▸ Goal of the exercise: Count how many lines hold the string "text". Give that number alone.

▸ Material to process:
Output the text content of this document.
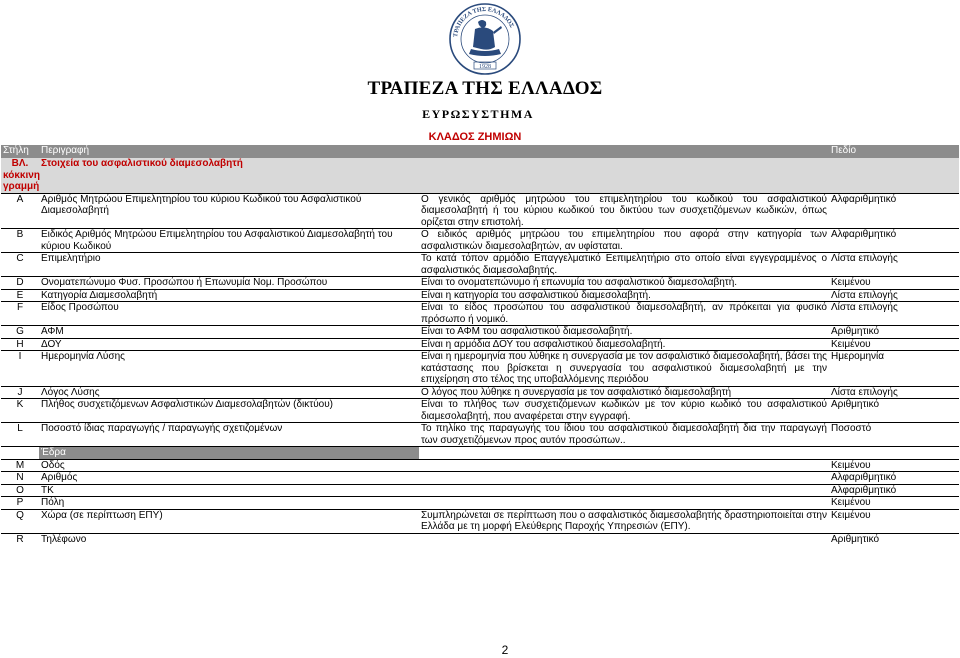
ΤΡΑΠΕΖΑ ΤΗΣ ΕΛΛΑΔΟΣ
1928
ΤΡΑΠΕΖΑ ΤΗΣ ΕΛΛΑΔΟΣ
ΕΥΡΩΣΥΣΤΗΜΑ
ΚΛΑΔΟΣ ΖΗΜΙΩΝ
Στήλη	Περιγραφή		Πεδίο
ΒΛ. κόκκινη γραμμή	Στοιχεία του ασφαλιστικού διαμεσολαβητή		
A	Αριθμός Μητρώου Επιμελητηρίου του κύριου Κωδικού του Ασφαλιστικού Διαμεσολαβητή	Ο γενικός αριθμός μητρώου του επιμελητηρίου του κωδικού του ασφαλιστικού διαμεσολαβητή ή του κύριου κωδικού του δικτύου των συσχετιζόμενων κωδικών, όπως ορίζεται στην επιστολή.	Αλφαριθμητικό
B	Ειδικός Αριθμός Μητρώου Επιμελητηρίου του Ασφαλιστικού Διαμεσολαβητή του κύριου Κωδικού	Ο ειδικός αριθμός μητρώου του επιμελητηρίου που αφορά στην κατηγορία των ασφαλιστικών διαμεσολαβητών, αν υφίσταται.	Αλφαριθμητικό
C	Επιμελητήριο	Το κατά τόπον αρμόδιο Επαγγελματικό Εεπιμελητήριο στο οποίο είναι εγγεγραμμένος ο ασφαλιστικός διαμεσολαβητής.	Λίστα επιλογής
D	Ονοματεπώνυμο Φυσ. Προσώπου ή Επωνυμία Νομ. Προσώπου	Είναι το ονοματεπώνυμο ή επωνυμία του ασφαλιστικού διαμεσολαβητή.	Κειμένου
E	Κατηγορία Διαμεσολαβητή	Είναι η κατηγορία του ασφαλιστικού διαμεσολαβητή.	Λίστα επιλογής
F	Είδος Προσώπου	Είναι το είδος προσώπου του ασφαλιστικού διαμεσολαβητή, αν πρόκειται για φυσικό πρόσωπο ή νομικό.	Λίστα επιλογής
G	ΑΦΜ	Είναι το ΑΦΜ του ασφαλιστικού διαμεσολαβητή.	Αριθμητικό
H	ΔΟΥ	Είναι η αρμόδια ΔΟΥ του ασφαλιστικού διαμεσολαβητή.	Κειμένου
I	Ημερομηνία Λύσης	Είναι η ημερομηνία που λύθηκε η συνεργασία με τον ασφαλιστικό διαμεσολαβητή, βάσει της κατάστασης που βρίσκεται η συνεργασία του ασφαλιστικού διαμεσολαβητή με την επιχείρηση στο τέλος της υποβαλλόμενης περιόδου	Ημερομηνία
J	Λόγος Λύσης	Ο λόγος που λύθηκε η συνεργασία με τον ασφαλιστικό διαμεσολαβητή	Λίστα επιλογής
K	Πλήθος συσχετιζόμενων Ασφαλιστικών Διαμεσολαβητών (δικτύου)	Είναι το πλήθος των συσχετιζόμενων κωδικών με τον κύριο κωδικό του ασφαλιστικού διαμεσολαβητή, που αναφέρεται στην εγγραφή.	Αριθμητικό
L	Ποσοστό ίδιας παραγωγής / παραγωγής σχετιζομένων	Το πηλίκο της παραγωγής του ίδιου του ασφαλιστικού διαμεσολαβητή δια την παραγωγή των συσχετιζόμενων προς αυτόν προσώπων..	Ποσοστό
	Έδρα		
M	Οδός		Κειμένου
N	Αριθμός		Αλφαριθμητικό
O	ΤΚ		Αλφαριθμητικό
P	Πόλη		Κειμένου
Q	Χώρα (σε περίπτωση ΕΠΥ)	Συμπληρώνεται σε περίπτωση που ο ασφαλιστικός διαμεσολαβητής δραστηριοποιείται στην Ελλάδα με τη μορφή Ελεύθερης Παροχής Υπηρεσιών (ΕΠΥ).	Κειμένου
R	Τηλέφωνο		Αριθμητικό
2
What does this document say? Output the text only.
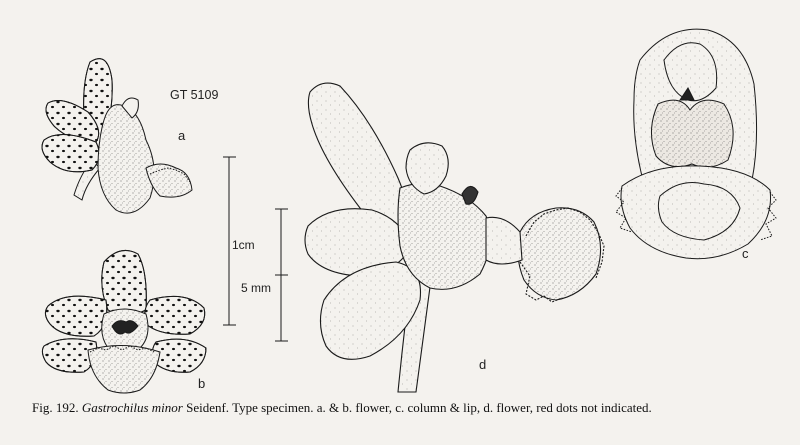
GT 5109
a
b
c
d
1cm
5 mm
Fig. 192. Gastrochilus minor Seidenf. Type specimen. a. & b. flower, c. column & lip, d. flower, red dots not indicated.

▸ Output of the exercise: 2